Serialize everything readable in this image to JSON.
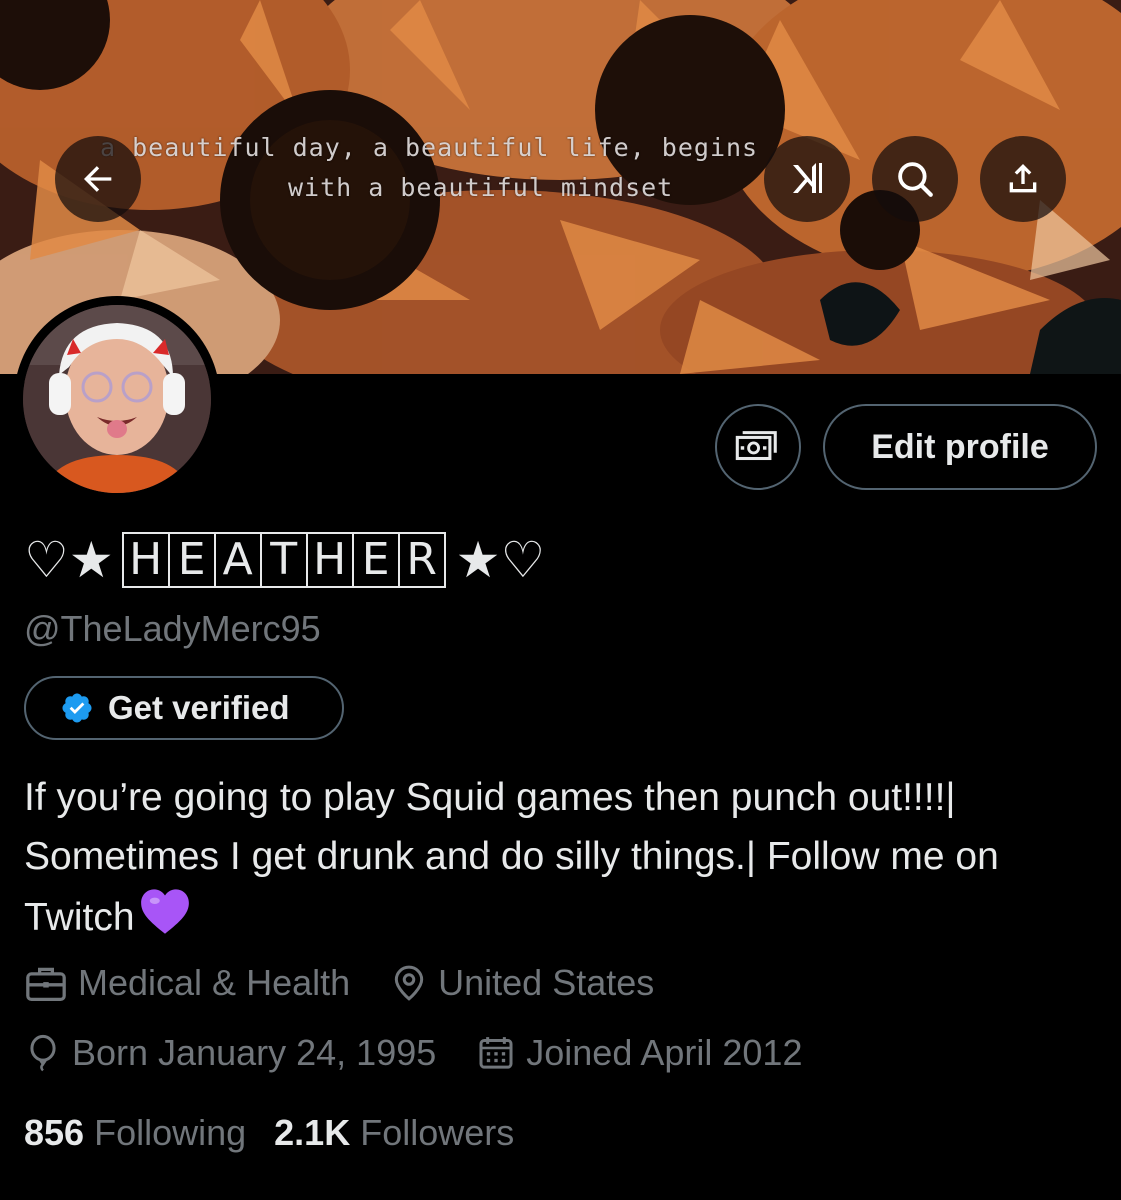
{
  "header": {
    "banner_quote_line1": "a beautiful day, a beautiful life, begins",
    "banner_quote_line2": "with a beautiful mindset",
    "back_icon": "arrow-left-icon",
    "grok_icon": "grok-icon",
    "search_icon": "search-icon",
    "share_icon": "share-icon"
  },
  "profile": {
    "name_prefix": "♡★",
    "name_letters": [
      "H",
      "E",
      "A",
      "T",
      "H",
      "E",
      "R"
    ],
    "name_suffix": "★♡",
    "handle": "@TheLadyMerc95",
    "edit_profile_label": "Edit profile",
    "get_verified_label": "Get verified",
    "bio": "If you’re going to play Squid games then punch out!!!!| Sometimes I get drunk and do silly things.| Follow me on Twitch",
    "bio_emoji": "purple-heart-icon",
    "category": "Medical & Health",
    "location": "United States",
    "birthday": "Born January 24, 1995",
    "joined": "Joined April 2012",
    "following_count": "856",
    "following_label": "Following",
    "followers_count": "2.1K",
    "followers_label": "Followers"
  },
  "colors": {
    "background": "#000000",
    "primary_text": "#e7e9ea",
    "secondary_text": "#71767b",
    "border": "#536471",
    "verified_blue": "#1d9bf0",
    "heart_purple": "#a855f7"
  }
}
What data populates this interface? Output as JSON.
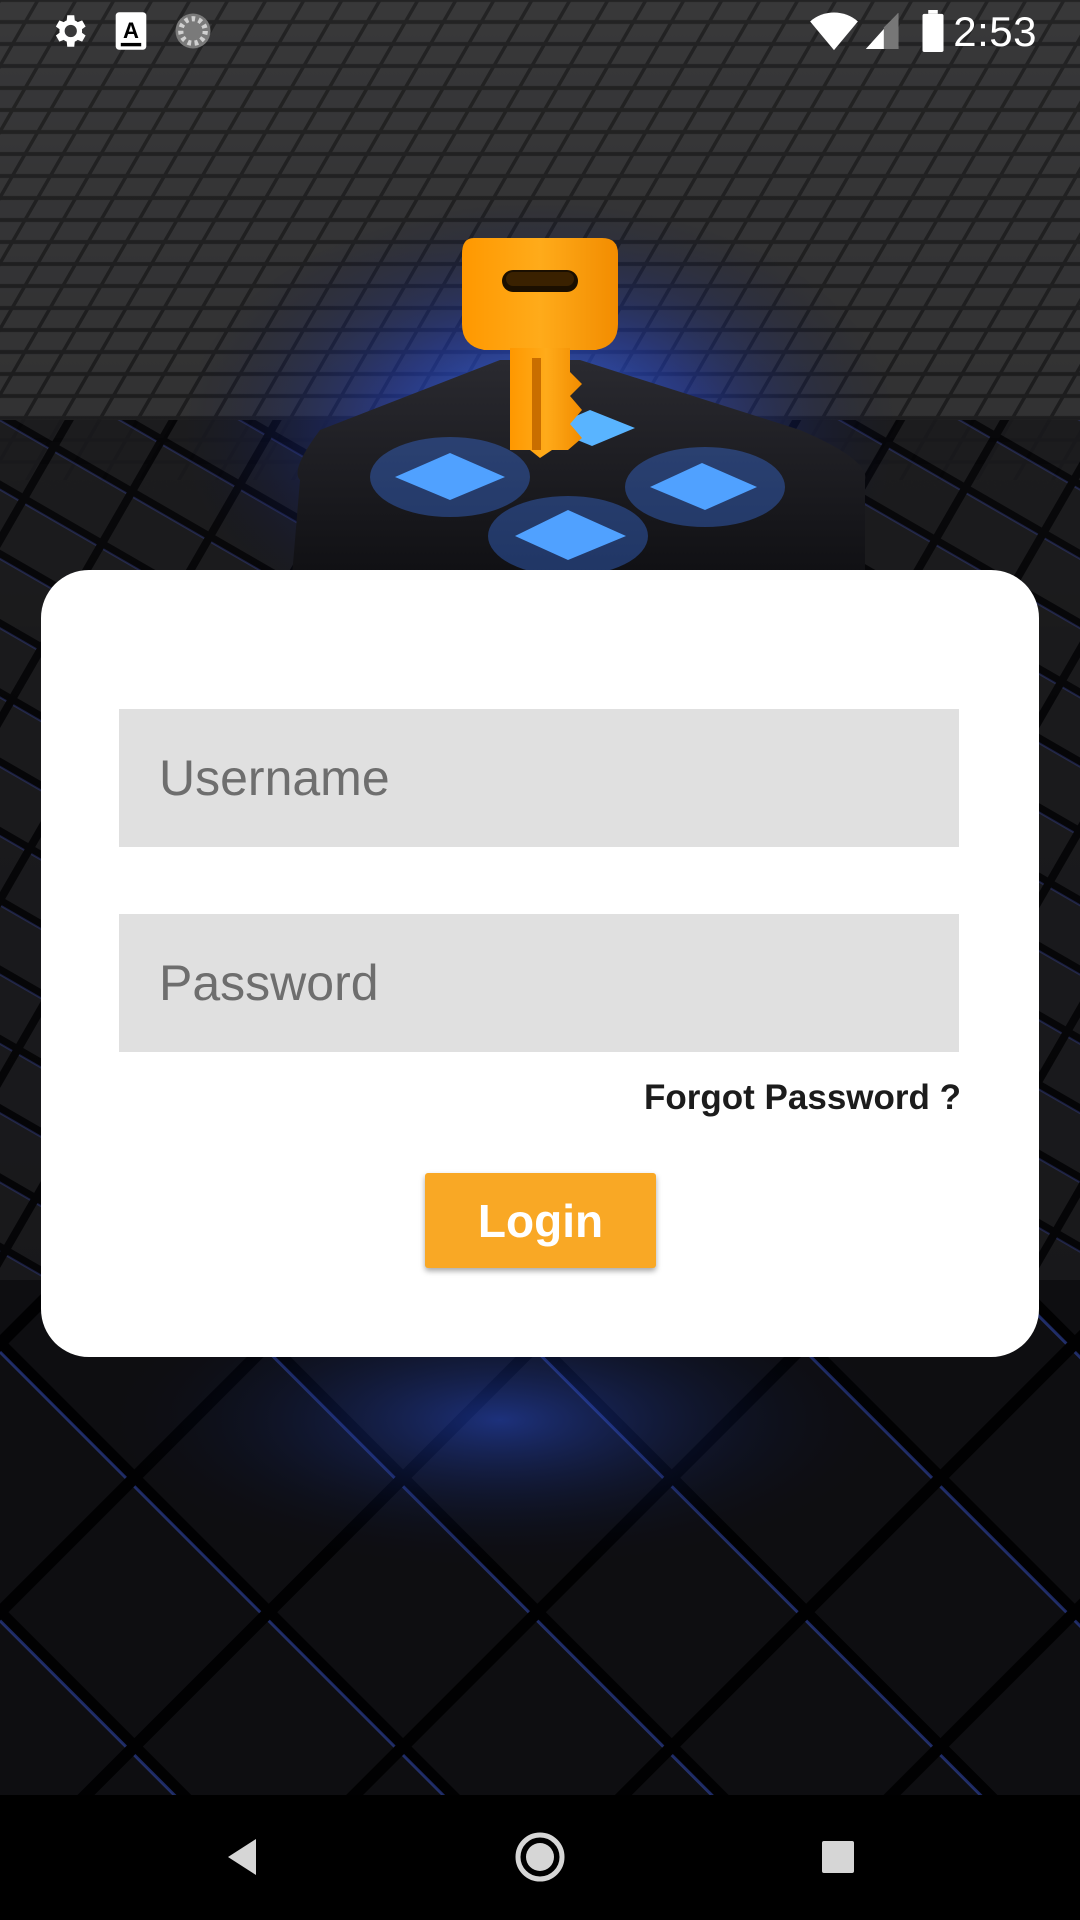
{
  "status_bar": {
    "time": "2:53",
    "left_icons": [
      "gear-icon",
      "keyboard-a-icon",
      "sync-spinner-icon"
    ],
    "right_icons": [
      "wifi-icon",
      "cell-signal-icon",
      "battery-icon"
    ]
  },
  "login_form": {
    "username_placeholder": "Username",
    "username_value": "",
    "password_placeholder": "Password",
    "password_value": "",
    "forgot_password_label": "Forgot Password ?",
    "login_label": "Login"
  },
  "navigation": {
    "buttons": [
      "back-icon",
      "home-icon",
      "recents-icon"
    ]
  },
  "colors": {
    "accent": "#f9a825",
    "key": "#ff9f00",
    "glow": "#2f6bff",
    "card": "#ffffff",
    "field": "#e0e0e0"
  }
}
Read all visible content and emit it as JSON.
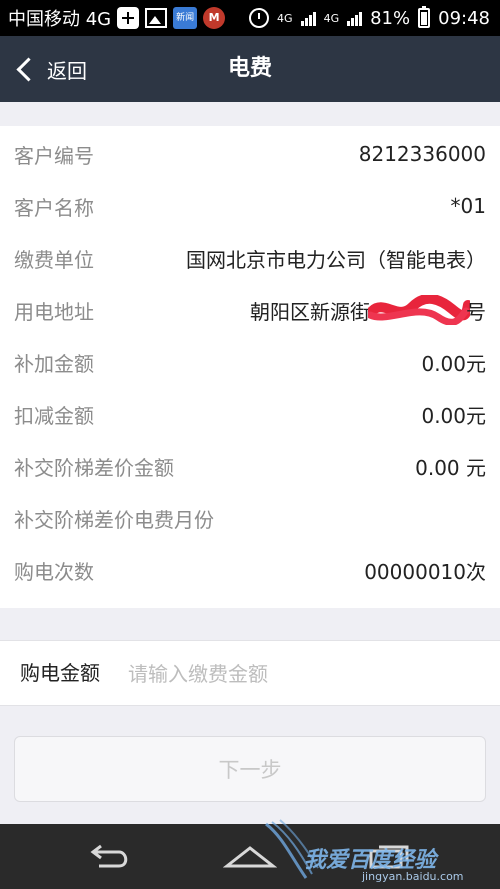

|---|

Goal of the exercise –
Print once more, exactly, the lines from the one with "What data populates" through the last line of the data, both ends included, without any pictures.

Complete answer –
What data populates this interface? Output as JSON.
{
  "status_bar": {
    "time": "2:53",
    "left_icons": [
      "gear-icon",
      "keyboard-a-icon",
      "sync-spinner-icon"
    ],
    "right_icons": [
      "wifi-icon",
      "cell-signal-icon",
      "battery-icon"
    ]
  },
  "login_form": {
    "username_placeholder": "Username",
    "username_value": "",
    "password_placeholder": "Password",
    "password_value": "",
    "forgot_password_label": "Forgot Password ?",
    "login_label": "Login"
  },
  "navigation": {
    "buttons": [
      "back-icon",
      "home-icon",
      "recents-icon"
    ]
  },
  "colors": {
    "accent": "#f9a825",
    "key": "#ff9f00",
    "glow": "#2f6bff",
    "card": "#ffffff",
    "field": "#e0e0e0"
  }
}
Read all visible content and emit it as JSON.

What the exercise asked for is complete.